[Required work] Copy every line of the data in which the word "this" occurs.

Stored records
[BEGIN]

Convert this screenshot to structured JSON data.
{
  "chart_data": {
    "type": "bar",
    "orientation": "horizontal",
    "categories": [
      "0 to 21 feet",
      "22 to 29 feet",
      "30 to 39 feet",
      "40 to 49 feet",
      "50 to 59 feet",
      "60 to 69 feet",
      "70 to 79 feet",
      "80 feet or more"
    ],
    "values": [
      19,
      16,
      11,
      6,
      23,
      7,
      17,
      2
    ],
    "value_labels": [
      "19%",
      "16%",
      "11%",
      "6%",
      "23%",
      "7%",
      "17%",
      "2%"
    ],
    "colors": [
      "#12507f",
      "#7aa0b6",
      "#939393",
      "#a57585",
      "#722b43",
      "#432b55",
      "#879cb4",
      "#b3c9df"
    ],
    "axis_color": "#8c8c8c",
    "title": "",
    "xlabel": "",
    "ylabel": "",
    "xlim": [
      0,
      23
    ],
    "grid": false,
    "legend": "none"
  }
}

[END]
[BEGIN]

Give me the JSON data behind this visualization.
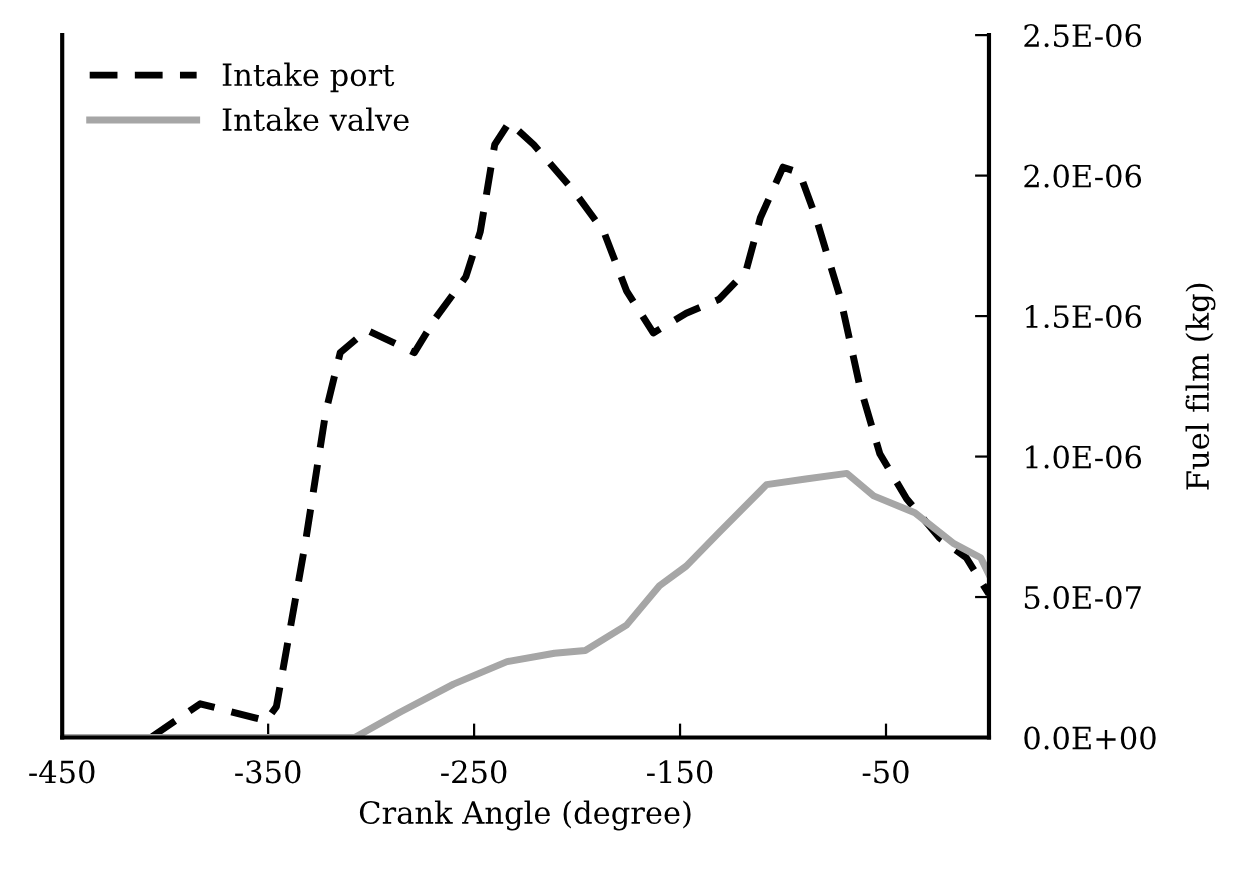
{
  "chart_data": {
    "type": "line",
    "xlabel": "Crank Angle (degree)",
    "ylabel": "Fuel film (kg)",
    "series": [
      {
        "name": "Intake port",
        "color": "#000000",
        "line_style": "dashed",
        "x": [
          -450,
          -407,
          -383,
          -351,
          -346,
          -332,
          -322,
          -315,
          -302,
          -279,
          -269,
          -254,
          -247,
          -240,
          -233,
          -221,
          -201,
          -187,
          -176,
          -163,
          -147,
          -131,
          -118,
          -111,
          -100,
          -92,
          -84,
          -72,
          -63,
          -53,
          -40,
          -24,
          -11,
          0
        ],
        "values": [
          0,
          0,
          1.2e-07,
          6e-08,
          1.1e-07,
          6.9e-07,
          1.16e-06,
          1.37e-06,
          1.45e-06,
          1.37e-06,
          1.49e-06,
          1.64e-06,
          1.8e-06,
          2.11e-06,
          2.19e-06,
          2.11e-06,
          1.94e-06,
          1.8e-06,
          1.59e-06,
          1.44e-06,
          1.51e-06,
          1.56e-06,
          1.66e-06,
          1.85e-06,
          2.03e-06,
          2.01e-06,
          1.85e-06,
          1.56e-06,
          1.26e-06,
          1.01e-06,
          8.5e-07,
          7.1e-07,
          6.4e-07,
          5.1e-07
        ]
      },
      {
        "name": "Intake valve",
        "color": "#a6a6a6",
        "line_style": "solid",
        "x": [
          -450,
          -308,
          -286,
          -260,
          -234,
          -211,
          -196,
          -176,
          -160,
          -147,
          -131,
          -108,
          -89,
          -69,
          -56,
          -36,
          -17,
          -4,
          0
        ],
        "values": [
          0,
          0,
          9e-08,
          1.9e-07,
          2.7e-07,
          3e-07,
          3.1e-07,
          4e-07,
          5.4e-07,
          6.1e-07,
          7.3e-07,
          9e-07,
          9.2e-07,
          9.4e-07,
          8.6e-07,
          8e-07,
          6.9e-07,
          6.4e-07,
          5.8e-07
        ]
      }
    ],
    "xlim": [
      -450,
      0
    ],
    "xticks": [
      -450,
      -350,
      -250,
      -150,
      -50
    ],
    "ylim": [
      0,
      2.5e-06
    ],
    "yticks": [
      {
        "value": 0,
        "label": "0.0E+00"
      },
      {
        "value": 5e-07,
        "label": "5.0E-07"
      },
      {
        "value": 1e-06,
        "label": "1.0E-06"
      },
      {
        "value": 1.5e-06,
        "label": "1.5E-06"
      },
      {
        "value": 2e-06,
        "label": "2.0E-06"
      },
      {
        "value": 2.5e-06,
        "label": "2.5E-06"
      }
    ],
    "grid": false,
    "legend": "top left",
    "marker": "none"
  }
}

[END]

[The completed task]
Convert this screenshot to structured JSON data.
Give me the JSON data behind this visualization.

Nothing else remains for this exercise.